> Extracted records:

++++++++++++++++++++

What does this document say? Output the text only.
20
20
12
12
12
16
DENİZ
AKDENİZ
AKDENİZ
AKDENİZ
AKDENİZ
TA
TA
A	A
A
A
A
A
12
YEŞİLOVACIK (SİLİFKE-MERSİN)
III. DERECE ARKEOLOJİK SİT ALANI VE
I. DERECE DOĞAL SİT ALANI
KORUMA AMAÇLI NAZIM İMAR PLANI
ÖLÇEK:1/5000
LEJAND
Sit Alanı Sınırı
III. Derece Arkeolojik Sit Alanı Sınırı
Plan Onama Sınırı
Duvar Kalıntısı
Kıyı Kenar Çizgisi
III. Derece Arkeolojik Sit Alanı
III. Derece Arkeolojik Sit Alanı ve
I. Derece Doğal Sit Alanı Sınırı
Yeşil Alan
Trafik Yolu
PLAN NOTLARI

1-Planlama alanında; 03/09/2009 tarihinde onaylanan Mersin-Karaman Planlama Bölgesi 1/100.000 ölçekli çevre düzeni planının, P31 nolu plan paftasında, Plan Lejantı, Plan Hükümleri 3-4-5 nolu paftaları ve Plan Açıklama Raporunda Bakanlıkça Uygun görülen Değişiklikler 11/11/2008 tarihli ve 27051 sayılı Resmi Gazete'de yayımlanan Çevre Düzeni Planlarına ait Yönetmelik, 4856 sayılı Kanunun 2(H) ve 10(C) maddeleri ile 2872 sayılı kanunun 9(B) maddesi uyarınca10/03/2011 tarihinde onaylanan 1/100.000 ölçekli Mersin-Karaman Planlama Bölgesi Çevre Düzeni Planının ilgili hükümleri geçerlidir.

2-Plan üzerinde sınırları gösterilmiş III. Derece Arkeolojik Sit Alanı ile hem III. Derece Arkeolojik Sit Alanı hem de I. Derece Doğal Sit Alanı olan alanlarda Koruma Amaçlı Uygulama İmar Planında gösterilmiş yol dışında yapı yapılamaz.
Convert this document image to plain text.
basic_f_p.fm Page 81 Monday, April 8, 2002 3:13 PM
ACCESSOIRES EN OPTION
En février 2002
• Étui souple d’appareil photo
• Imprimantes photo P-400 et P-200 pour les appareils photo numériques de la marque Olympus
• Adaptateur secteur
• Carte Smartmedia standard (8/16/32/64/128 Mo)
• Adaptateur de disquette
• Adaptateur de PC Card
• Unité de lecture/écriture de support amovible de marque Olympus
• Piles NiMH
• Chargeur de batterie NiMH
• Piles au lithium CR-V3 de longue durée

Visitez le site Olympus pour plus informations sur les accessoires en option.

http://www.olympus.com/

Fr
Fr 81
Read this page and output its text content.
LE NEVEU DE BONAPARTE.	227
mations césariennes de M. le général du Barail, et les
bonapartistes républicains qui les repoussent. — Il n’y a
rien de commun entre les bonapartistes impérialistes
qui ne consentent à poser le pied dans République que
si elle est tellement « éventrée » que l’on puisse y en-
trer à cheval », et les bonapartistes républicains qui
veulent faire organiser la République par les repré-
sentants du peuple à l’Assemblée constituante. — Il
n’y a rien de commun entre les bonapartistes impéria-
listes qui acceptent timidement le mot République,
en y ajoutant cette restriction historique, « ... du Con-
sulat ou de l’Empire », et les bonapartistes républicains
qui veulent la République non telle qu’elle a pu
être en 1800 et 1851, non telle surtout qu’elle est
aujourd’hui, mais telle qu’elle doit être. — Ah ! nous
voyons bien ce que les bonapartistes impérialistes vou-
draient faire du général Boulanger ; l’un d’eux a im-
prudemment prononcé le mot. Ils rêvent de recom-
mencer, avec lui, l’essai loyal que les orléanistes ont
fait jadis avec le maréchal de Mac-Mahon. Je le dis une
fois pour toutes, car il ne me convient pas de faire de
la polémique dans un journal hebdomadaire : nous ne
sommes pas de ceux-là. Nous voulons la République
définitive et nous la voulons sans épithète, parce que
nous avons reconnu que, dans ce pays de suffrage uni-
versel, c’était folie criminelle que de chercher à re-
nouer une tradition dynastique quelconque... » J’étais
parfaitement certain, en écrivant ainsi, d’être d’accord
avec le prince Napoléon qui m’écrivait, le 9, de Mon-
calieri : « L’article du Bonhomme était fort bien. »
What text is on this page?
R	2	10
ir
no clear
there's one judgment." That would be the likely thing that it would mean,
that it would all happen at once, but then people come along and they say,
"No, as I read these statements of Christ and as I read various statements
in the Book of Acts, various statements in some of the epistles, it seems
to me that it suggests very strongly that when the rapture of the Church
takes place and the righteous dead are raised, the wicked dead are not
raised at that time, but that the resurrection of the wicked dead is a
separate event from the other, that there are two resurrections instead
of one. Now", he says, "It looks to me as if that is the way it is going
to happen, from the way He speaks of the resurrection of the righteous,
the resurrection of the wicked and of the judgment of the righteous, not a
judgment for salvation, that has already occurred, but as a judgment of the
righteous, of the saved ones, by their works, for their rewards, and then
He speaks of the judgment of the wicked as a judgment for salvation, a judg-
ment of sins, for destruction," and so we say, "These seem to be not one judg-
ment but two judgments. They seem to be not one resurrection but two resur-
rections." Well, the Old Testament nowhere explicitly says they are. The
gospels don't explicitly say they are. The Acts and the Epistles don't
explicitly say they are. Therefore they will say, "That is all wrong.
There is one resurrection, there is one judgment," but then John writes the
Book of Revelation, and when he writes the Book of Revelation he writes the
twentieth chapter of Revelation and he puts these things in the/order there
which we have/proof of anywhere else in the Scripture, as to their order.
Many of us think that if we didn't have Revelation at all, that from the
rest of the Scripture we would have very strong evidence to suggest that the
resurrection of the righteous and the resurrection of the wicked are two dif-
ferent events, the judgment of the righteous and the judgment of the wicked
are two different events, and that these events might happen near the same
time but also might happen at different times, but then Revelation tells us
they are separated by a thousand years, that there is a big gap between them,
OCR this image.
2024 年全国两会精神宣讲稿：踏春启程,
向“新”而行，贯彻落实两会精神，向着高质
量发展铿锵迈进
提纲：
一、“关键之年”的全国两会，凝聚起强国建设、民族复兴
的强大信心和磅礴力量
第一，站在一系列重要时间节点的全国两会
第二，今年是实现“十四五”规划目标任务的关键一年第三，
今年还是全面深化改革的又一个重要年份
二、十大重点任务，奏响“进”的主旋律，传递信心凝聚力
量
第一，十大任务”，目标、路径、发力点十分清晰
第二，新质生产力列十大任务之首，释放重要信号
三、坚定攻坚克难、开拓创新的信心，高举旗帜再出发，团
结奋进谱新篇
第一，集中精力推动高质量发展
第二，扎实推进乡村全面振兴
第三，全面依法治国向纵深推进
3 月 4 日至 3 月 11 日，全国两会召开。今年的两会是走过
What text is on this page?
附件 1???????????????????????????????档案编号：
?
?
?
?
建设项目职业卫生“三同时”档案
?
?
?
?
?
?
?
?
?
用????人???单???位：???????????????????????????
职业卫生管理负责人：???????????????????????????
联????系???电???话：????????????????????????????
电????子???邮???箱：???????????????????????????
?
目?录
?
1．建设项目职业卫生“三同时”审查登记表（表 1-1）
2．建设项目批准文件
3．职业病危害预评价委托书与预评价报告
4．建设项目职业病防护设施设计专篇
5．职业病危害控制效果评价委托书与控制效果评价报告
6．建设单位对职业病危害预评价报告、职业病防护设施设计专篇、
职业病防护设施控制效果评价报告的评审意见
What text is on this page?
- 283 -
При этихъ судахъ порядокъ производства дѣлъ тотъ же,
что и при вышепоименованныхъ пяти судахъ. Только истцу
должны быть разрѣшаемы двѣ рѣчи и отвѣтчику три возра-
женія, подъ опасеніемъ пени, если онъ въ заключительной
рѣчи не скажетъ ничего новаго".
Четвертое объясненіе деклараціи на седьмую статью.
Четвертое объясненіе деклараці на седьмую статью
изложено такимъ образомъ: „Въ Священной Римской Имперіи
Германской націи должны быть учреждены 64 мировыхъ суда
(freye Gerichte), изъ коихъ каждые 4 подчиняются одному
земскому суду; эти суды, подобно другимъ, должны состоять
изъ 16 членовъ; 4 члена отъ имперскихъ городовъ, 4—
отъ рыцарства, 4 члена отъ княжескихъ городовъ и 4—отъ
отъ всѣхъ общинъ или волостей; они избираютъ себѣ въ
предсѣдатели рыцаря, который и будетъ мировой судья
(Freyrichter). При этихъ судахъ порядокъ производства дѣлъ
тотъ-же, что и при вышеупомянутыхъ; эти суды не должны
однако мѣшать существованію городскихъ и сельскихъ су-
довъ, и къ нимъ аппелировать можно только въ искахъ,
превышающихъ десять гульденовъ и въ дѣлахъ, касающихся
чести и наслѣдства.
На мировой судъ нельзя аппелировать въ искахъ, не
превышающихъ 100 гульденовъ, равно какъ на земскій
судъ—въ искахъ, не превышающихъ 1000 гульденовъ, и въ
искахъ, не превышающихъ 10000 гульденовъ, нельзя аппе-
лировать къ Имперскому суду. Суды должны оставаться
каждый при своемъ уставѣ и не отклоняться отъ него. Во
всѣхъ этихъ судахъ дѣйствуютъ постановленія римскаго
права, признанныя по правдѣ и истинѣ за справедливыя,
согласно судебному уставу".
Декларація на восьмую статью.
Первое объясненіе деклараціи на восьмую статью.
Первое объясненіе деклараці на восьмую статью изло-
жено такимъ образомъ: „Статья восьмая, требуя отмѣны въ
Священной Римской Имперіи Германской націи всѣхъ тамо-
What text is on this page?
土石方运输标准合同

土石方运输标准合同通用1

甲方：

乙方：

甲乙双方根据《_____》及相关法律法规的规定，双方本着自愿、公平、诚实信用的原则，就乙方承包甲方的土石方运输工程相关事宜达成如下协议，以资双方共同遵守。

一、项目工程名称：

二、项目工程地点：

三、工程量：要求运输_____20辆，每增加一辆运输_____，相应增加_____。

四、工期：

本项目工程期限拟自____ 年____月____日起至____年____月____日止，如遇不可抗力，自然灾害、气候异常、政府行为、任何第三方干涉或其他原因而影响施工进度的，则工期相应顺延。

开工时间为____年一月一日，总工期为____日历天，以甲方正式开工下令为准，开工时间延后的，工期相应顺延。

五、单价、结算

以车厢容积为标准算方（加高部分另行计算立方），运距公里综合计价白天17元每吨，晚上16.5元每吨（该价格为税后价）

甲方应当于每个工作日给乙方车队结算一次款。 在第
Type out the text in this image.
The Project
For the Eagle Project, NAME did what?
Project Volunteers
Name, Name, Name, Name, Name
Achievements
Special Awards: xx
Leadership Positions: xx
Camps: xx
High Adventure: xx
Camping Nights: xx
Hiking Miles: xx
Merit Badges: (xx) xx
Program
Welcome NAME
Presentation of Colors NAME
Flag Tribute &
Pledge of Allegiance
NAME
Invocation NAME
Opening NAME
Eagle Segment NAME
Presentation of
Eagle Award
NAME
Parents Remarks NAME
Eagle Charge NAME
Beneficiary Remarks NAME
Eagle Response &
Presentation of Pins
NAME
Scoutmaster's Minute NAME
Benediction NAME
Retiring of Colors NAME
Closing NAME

++++++++++++++++++++

> GIVEN EXERCISE: Copy out every line of the data that includes "républicains".

> SOLUTION TO THIS PROBLEM:
bonapartistes républicains qui les repoussent. — Il n’y a
trer à cheval », et les bonapartistes républicains qui
sulat ou de l’Empire », et les bonapartistes républicains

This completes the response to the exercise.